_REQUIREMENT_:
Tell how many lines in the data below hold the string "title"; give nothing but the number.

_AVAILABLE RECORDS_:
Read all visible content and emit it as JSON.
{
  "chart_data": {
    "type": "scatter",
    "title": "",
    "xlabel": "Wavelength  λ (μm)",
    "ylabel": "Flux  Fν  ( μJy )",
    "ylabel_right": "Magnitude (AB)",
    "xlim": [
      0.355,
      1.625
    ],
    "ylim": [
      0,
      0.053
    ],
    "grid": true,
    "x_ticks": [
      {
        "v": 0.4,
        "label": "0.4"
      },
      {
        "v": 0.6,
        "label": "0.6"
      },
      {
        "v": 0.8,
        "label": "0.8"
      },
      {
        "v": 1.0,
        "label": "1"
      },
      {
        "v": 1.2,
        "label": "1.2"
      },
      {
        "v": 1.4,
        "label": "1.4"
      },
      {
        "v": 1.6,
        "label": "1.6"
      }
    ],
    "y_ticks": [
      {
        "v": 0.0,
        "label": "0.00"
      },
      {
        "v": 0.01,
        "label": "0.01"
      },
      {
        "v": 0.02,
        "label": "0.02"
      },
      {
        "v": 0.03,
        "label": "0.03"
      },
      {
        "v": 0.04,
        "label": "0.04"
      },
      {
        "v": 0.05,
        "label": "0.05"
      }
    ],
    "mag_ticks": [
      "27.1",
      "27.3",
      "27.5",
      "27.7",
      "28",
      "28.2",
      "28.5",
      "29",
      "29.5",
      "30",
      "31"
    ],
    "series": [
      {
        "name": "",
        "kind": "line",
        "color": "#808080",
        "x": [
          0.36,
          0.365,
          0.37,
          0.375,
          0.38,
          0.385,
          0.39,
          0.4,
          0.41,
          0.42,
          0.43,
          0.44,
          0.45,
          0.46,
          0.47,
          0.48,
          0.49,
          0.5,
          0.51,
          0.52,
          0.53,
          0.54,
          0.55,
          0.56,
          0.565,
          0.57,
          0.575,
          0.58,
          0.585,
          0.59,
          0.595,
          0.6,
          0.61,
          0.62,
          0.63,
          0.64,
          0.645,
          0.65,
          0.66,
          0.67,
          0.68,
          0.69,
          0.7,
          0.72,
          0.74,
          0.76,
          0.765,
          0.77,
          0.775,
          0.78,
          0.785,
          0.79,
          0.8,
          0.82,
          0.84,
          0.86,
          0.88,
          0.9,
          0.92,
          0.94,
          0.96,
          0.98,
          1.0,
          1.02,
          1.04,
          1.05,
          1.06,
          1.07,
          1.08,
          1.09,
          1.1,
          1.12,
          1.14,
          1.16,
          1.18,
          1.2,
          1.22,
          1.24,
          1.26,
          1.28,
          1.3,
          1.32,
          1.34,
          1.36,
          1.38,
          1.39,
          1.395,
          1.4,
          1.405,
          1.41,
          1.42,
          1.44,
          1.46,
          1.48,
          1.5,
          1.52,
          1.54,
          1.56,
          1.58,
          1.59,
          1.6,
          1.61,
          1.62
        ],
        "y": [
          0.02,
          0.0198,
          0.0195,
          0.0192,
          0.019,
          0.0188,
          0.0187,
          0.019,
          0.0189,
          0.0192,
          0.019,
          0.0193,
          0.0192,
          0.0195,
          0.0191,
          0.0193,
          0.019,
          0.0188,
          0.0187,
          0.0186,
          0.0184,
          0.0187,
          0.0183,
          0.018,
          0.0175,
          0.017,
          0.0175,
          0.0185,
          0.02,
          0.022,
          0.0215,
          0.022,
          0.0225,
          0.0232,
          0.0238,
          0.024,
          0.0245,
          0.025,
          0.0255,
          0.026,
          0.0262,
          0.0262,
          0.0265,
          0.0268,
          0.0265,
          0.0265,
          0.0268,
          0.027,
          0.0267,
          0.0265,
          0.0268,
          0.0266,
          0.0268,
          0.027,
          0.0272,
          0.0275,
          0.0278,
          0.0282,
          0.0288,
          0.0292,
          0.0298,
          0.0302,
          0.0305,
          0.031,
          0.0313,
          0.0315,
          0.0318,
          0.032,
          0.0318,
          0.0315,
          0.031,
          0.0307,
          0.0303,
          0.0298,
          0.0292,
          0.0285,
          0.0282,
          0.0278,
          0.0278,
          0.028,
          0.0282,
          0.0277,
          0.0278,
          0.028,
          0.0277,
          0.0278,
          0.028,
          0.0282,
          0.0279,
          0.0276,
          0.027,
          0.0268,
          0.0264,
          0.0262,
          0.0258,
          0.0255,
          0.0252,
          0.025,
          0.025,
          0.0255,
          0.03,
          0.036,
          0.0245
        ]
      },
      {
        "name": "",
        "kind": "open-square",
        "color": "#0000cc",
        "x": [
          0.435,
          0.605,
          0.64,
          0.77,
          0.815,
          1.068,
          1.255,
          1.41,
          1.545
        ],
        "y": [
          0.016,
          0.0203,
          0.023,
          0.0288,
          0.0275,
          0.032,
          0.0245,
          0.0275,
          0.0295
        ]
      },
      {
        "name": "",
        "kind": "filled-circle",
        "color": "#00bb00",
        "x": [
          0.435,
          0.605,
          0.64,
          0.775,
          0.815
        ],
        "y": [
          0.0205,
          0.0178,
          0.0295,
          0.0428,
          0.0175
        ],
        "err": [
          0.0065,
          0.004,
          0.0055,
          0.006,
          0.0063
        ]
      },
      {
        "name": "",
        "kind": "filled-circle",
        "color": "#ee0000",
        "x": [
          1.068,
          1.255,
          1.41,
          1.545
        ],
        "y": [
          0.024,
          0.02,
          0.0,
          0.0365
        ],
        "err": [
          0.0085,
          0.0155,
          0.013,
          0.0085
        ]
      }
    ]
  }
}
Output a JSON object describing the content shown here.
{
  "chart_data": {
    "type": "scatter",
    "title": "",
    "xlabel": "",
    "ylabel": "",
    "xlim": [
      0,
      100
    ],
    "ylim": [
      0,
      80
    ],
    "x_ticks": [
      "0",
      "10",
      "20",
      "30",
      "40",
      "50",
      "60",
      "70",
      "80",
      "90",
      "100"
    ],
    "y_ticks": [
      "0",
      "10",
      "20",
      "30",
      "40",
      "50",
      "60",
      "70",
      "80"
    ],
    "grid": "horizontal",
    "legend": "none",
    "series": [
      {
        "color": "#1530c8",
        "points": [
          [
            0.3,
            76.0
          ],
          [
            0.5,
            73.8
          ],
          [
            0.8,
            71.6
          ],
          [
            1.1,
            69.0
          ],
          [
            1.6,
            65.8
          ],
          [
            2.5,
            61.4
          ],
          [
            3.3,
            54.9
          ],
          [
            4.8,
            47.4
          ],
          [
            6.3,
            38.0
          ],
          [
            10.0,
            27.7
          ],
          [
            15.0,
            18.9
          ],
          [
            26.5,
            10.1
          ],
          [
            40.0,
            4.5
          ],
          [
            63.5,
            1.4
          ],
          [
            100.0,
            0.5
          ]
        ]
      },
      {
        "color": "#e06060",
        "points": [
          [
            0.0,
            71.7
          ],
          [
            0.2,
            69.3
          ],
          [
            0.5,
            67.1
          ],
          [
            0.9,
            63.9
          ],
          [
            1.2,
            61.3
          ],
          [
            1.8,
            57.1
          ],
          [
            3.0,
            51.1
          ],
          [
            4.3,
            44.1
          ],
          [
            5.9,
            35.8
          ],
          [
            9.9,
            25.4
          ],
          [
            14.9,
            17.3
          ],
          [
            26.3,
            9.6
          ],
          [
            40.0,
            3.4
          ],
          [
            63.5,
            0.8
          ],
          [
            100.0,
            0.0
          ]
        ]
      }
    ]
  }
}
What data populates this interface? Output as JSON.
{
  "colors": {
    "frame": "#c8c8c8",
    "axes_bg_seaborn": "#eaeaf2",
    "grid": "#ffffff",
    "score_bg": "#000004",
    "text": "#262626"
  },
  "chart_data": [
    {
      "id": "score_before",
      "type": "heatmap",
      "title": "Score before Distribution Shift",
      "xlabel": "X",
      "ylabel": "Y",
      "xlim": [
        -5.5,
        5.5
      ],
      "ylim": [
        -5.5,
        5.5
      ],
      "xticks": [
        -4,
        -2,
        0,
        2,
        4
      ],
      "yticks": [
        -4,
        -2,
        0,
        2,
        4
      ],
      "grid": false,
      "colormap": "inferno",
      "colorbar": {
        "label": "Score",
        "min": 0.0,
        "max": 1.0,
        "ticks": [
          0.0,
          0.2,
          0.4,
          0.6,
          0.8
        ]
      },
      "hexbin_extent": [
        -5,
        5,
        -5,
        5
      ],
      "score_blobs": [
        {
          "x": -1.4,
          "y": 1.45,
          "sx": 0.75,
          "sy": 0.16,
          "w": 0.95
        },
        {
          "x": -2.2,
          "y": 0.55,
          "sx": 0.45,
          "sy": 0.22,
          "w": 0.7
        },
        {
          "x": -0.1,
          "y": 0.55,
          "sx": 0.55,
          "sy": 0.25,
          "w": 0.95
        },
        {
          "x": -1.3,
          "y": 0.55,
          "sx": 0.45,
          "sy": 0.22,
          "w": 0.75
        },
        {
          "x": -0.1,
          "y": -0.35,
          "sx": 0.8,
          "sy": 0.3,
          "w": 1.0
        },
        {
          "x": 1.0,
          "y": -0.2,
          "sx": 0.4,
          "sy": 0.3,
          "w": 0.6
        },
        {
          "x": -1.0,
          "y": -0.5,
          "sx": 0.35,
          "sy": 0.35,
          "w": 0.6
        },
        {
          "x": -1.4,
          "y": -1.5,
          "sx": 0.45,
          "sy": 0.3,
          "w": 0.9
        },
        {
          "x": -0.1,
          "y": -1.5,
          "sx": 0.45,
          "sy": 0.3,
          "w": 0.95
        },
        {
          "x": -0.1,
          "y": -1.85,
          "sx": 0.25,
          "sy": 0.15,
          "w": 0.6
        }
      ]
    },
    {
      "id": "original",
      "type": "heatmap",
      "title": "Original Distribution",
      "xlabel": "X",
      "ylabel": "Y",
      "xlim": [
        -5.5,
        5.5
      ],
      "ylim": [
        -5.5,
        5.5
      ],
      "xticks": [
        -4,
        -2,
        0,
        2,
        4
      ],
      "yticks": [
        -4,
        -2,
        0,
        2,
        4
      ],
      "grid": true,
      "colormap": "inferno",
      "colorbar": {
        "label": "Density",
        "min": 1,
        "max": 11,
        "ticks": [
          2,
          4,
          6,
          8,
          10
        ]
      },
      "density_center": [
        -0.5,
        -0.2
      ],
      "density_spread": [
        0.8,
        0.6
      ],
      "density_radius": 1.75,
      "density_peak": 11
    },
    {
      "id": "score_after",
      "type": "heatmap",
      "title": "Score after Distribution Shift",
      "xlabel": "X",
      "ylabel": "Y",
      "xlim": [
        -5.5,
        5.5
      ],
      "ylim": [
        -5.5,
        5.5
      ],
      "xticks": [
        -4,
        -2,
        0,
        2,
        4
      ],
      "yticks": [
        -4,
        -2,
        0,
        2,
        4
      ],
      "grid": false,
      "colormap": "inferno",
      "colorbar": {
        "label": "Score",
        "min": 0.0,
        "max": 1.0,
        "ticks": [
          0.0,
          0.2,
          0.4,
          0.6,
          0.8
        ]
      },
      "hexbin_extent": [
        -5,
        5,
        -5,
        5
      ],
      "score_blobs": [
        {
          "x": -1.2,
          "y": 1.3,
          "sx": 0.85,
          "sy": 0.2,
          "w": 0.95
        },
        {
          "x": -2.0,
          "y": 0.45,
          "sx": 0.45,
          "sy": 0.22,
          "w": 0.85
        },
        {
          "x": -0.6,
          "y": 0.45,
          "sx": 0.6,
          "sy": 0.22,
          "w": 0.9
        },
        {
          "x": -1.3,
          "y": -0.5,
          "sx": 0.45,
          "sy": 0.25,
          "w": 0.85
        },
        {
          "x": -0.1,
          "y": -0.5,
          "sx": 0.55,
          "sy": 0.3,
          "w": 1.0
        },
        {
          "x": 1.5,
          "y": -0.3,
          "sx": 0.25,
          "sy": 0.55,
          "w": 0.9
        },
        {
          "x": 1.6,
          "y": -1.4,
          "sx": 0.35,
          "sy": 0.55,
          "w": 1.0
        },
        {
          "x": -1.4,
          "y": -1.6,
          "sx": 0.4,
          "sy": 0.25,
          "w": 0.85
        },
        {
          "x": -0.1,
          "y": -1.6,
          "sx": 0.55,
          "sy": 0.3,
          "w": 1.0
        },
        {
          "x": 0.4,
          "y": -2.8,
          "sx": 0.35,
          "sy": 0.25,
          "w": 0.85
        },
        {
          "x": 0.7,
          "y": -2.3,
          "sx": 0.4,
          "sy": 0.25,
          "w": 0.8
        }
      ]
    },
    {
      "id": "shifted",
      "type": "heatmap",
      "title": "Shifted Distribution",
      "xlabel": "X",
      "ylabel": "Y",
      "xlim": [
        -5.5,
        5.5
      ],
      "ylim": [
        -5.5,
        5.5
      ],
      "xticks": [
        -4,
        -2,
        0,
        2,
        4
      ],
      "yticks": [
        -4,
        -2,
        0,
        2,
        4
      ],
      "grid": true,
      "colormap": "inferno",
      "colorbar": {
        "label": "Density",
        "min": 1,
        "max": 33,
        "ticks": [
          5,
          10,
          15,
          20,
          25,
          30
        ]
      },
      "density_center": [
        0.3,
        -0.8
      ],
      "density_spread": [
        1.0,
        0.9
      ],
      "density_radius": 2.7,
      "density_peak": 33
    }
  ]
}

_EXERCISE ANSWER_:
6